- [Görev Koşulları]:
1. Patikaların İyi Yanı üzerine yazıya göre kitabın açılış öyküsünün adı nedir?
2. Patikaların İyi Yanı üzerine yazıdaki "Anlatılan Bizim Hikâyemizdir" ile başlayıp "Ama ne öykü..." sözcüklerine kadar süren bölümü olduğu gibi yazıya geçirin.

Anlatılan Bizim Hikâyemizdir - Dileda Aslan

Posted by Admin Saturday, November 6, 2021 12:48:00 PM
 

Edebiyatı neden sevdiğimizi hatırlamamızı sağlayan bir kitap okuruz bazen. Okuruz, hatırlarız ve başkalarına da bunu hatırlama ihtiyacı duyarız. Bazı harfler, bazı sözcükler bir araya gelir ve bize içinde yaşadığımız dünyaya dışarıdan bir gözle bakma imkanı sunar.

-bir tür transandantal meditasyon-

Behçet Çelik’in Patikaların İyi Yanı isimli öykü kitabındaki metinler, tecrübeli öykücünün, kendi yazının üzerinde yükselerek okuyanı da beraberinde yükselttiği bu türden, kıymetli bir okuma tecrübesi sunuyor.

Öncelikle üüzerne konuşmak istediğim metin, kitabın açılış öyküsü Seyrelme Telaşı.

Ama ne öykü...

Sadece öykü mü, ondan da emin değilim aslında. Galliba bu metin, aynı zamanda, pasif agrasif bir marş. 

Öykünün etrafında örüldüğü Çağla ile başlayalım: Behçet Çelik isim seçimleri –hadi’ genelde diyeyim-  tesadüf değildir, bu kez de bir seslenişin aracısı olmuş öykünün baş kişisi Çağla. Çağla! Zaman kavramı belirtilmemiş öyküde: Çağ- la.

Peki Seyrelme Telaşı ne anlatıyor? Seyrelirse dağılacak, dağılırsa akacak, akarsa sokaklara taşacak olanları belki. Fakat öyle bağır çağır değil; usul usul bilemiş Çelik kalemini. Okurken aşırı yoruma gidilmesi çok kolay bir öykü, her okur kendini, bir sebepten, kolayca Çağla ile özdeşleştirebilir, yazarın kendisine, “anlatılan senin hikayendir”, diye seslendiği duygusuna kapılabilir.

(Kutulu yerleşim öğelerinin listeleri)

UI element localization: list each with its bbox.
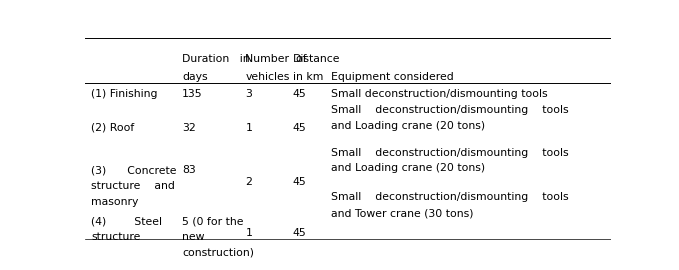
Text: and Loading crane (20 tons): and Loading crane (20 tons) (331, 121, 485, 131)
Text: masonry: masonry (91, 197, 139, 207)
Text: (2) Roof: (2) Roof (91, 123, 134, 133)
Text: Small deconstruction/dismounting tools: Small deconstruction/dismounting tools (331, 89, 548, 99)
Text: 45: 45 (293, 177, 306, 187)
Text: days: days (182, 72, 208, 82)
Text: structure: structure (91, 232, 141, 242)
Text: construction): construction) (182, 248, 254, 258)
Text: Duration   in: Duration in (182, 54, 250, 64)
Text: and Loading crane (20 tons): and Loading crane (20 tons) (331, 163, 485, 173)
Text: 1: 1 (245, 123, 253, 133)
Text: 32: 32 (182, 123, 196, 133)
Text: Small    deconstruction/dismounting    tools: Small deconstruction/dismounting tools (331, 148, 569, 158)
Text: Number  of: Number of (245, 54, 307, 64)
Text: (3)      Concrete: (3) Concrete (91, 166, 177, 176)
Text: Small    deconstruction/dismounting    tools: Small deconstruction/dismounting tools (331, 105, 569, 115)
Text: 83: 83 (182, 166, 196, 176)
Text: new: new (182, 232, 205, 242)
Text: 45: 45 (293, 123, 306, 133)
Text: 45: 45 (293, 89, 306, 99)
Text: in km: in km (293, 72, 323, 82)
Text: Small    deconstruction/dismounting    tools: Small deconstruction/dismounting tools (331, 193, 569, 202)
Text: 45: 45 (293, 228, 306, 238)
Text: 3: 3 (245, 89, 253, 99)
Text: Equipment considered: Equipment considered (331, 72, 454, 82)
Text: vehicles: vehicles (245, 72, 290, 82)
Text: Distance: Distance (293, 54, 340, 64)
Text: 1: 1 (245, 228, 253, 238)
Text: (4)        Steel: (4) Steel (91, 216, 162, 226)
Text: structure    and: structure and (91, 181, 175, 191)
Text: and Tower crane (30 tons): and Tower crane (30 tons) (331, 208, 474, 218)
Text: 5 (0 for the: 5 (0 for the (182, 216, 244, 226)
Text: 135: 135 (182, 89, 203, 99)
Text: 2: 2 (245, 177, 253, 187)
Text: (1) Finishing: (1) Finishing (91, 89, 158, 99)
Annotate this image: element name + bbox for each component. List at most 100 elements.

- [Cevap Listesi]:
1. Kitabın açılış öyküsü Seyrelme Telaşı'dır.

2.
Anlatılan Bizim Hikâyemizdir - Dileda Aslan

Posted by Admin Saturday, November 6, 2021 12:48:00 PM
 

Edebiyatı neden sevdiğimizi hatırlamamızı sağlayan bir kitap okuruz bazen. Okuruz, hatırlarız ve başkalarına da bunu hatırlama ihtiyacı duyarız. Bazı harfler, bazı sözcükler bir araya gelir ve bize içinde yaşadığımız dünyaya dışarıdan bir gözle bakma imkanı sunar.

-bir tür transandantal meditasyon-

Behçet Çelik’in Patikaların İyi Yanı isimli öykü kitabındaki metinler, tecrübeli öykücünün, kendi yazının üzerinde yükselerek okuyanı da beraberinde yükselttiği bu türden, kıymetli bir okuma tecrübesi sunuyor.

Öncelikle üüzerne konuşmak istediğim metin, kitabın açılış öyküsü Seyrelme Telaşı.

Ama ne öykü...